DO THIS — Beneath this task is a listing. State how many of its lines include the string "Бележки", giving nothing but the number.

SUPPLIED MATERIAL —
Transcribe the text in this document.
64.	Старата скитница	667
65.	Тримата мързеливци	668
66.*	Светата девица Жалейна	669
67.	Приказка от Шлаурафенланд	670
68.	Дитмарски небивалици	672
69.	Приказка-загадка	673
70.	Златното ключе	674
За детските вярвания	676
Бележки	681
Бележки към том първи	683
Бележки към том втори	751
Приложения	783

RESPONSE — 3